• [Record list]

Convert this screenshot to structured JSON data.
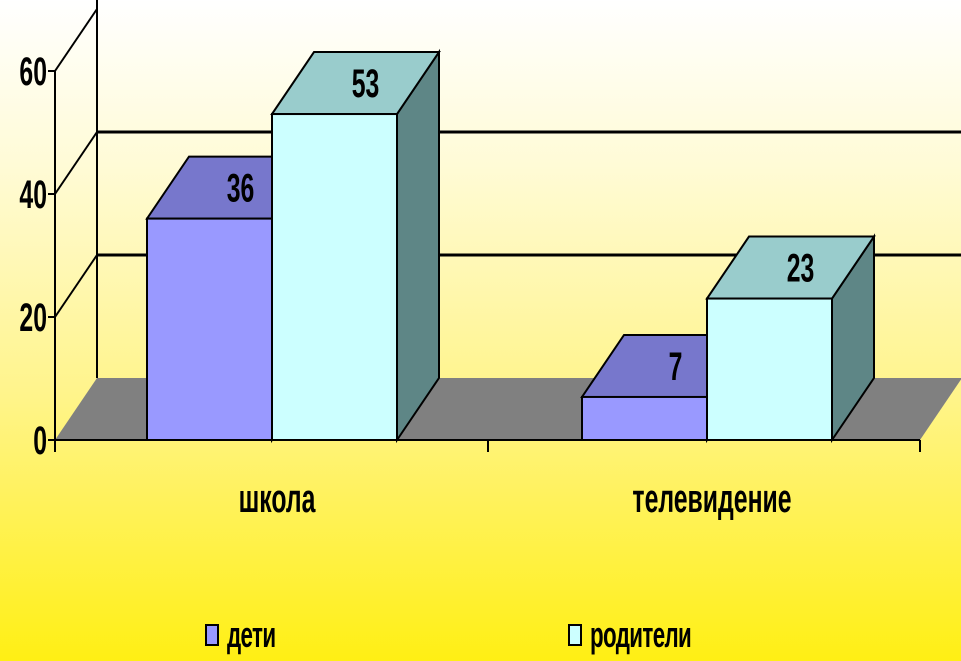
{
  "chart_data": {
    "type": "bar",
    "categories": [
      "школа",
      "телевидение"
    ],
    "series": [
      {
        "name": "дети",
        "values": [
          36,
          7
        ],
        "color": "#9999ff",
        "top_color": "#7777cc"
      },
      {
        "name": "родители",
        "values": [
          53,
          23
        ],
        "color": "#ccffff",
        "top_color": "#99cccc",
        "side_color": "#5e8686"
      }
    ],
    "yticks": [
      "0",
      "20",
      "40",
      "60"
    ],
    "ylim": [
      0,
      60
    ],
    "three_d": true,
    "legend_position": "bottom",
    "wall_color": "#808080",
    "background": "yellow-gradient"
  }
}
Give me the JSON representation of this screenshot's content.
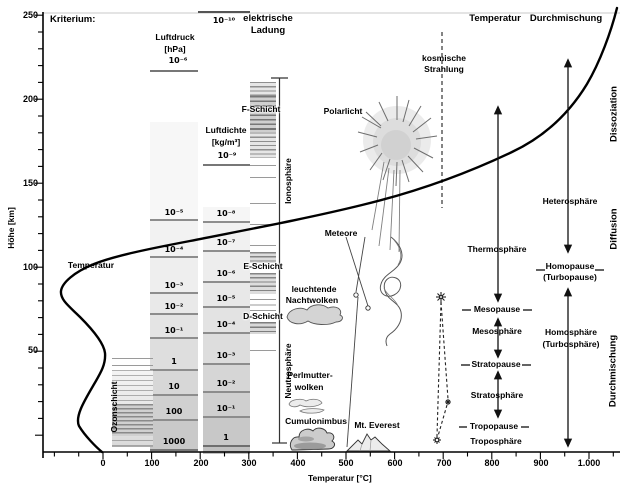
{
  "header": {
    "kriterium": "Kriterium:",
    "temperatur": "Temperatur",
    "durchmischung": "Durchmischung"
  },
  "axis": {
    "y_label": "Höhe [km]",
    "x_label": "Temperatur [°C]",
    "y_ticks": [
      "250",
      "200",
      "150",
      "100",
      "50"
    ],
    "x_ticks": [
      "0",
      "100",
      "200",
      "300",
      "400",
      "500",
      "600",
      "700",
      "800",
      "900",
      "1.000"
    ]
  },
  "pressure_col": {
    "title": "Luftdruck",
    "unit": "[hPa]",
    "top_value": "10⁻⁶",
    "values": [
      "10⁻⁵",
      "10⁻⁴",
      "10⁻³",
      "10⁻²",
      "10⁻¹",
      "1",
      "10",
      "100",
      "1000"
    ]
  },
  "density_col": {
    "title": "Luftdichte",
    "unit": "[kg/m³]",
    "top_value": "10⁻¹⁰",
    "second_value": "10⁻⁹",
    "values": [
      "10⁻⁸",
      "10⁻⁷",
      "10⁻⁶",
      "10⁻⁵",
      "10⁻⁴",
      "10⁻³",
      "10⁻²",
      "10⁻¹",
      "1"
    ]
  },
  "charge_col": {
    "title_line1": "elektrische",
    "title_line2": "Ladung",
    "f_layer": "F-Schicht",
    "e_layer": "E-Schicht",
    "d_layer": "D-Schicht",
    "ionosphere": "Ionosphäre",
    "neutrosphere": "Neutrosphäre"
  },
  "curve_label": "Temperatur",
  "ozone_label": "Ozonschicht",
  "phenomena": {
    "polarlicht": "Polarlicht",
    "cosmic_line1": "kosmische",
    "cosmic_line2": "Strahlung",
    "meteors": "Meteore",
    "noctilucent_line1": "leuchtende",
    "noctilucent_line2": "Nachtwolken",
    "nacreous_line1": "Perlmutter-",
    "nacreous_line2": "wolken",
    "cumulonimbus": "Cumulonimbus",
    "everest": "Mt. Everest"
  },
  "temp_layers": {
    "thermosphere": "Thermosphäre",
    "mesopause": "Mesopause",
    "mesosphere": "Mesosphäre",
    "stratopause": "Stratopause",
    "stratosphere": "Stratosphäre",
    "tropopause": "Tropopause",
    "troposphere": "Troposphäre"
  },
  "mix_layers": {
    "heterosphere": "Heterosphäre",
    "homopause": "Homopause",
    "homopause_alt": "(Turbopause)",
    "homosphere": "Homosphäre",
    "homosphere_alt": "(Turbosphäre)"
  },
  "right_edge": {
    "dissociation": "Dissoziation",
    "diffusion": "Diffusion",
    "mixing": "Durchmischung"
  },
  "colors": {
    "ink": "#000000",
    "band_line": "#8d8d8d",
    "band_light": "#f6f6f6",
    "band_dark": "#c8c8c8"
  },
  "chart_data": {
    "type": "line",
    "xlabel": "Temperatur [°C]",
    "ylabel": "Höhe [km]",
    "xlim": [
      -150,
      1060
    ],
    "ylim": [
      0,
      250
    ],
    "x_ticks": [
      0,
      100,
      200,
      300,
      400,
      500,
      600,
      700,
      800,
      900,
      1000
    ],
    "y_ticks": [
      50,
      100,
      150,
      200,
      250
    ],
    "grid": "off",
    "series": [
      {
        "name": "Temperatur",
        "points_temp_vs_km": [
          [
            -5,
            0
          ],
          [
            -55,
            12
          ],
          [
            -20,
            30
          ],
          [
            0,
            47
          ],
          [
            -50,
            70
          ],
          [
            -90,
            85
          ],
          [
            -60,
            98
          ],
          [
            50,
            107
          ],
          [
            300,
            122
          ],
          [
            530,
            138
          ],
          [
            760,
            159
          ],
          [
            910,
            182
          ],
          [
            1000,
            222
          ],
          [
            1045,
            253
          ]
        ]
      }
    ],
    "pressure_scale_hPa_at_km": [
      [
        "10⁻⁶",
        216
      ],
      [
        "10⁻⁵",
        128
      ],
      [
        "10⁻⁴",
        106
      ],
      [
        "10⁻³",
        85
      ],
      [
        "10⁻²",
        72
      ],
      [
        "10⁻¹",
        58
      ],
      [
        "1",
        39
      ],
      [
        "10",
        24
      ],
      [
        "100",
        9
      ],
      [
        "1000",
        0
      ]
    ],
    "density_scale_kg_m3_at_km": [
      [
        "10⁻¹⁰",
        251
      ],
      [
        "10⁻⁹",
        160
      ],
      [
        "10⁻⁸",
        127
      ],
      [
        "10⁻⁷",
        110
      ],
      [
        "10⁻⁶",
        91
      ],
      [
        "10⁻⁵",
        76
      ],
      [
        "10⁻⁴",
        61
      ],
      [
        "10⁻³",
        42
      ],
      [
        "10⁻²",
        26
      ],
      [
        "10⁻¹",
        11
      ],
      [
        "1",
        0
      ]
    ],
    "boundaries_drawn_km": {
      "homopause": 98,
      "mesopause": 74,
      "stratopause": 41,
      "tropopause": 8
    }
  }
}
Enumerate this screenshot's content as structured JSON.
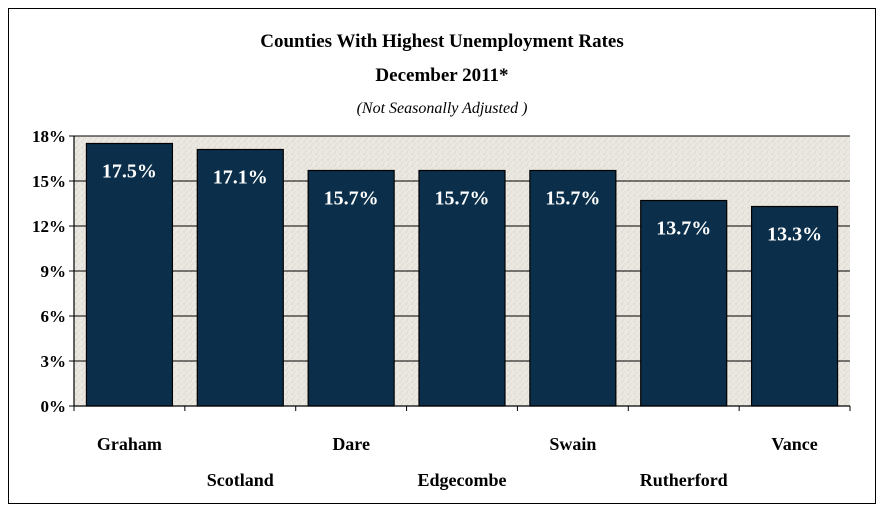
{
  "chart_data": {
    "type": "bar",
    "title": "Counties With Highest Unemployment Rates",
    "subtitle": "December 2011*",
    "note": "(Not Seasonally Adjusted )",
    "categories": [
      "Graham",
      "Scotland",
      "Dare",
      "Edgecombe",
      "Swain",
      "Rutherford",
      "Vance"
    ],
    "values": [
      17.5,
      17.1,
      15.7,
      15.7,
      15.7,
      13.7,
      13.3
    ],
    "data_labels": [
      "17.5%",
      "17.1%",
      "15.7%",
      "15.7%",
      "15.7%",
      "13.7%",
      "13.3%"
    ],
    "yticks": [
      "0%",
      "3%",
      "6%",
      "9%",
      "12%",
      "15%",
      "18%"
    ],
    "ylim": [
      0,
      18
    ],
    "xlabel": "",
    "ylabel": "",
    "grid": true,
    "bar_color": "#0b2f4a",
    "plot_background": "#e9e6e0"
  }
}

• [Requirements] Give back, word for word, the lines from the line that contains "Enumerate this screenshot's" through the last line of the records, with no pictures and nothing else.

• [Result of this task]
Enumerate this screenshot's content as structured JSON.
{
  "chart_data": {
    "type": "bar",
    "title": "Counties With Highest Unemployment Rates",
    "subtitle": "December 2011*",
    "note": "(Not Seasonally Adjusted )",
    "categories": [
      "Graham",
      "Scotland",
      "Dare",
      "Edgecombe",
      "Swain",
      "Rutherford",
      "Vance"
    ],
    "values": [
      17.5,
      17.1,
      15.7,
      15.7,
      15.7,
      13.7,
      13.3
    ],
    "data_labels": [
      "17.5%",
      "17.1%",
      "15.7%",
      "15.7%",
      "15.7%",
      "13.7%",
      "13.3%"
    ],
    "yticks": [
      "0%",
      "3%",
      "6%",
      "9%",
      "12%",
      "15%",
      "18%"
    ],
    "ylim": [
      0,
      18
    ],
    "xlabel": "",
    "ylabel": "",
    "grid": true,
    "bar_color": "#0b2f4a",
    "plot_background": "#e9e6e0"
  }
}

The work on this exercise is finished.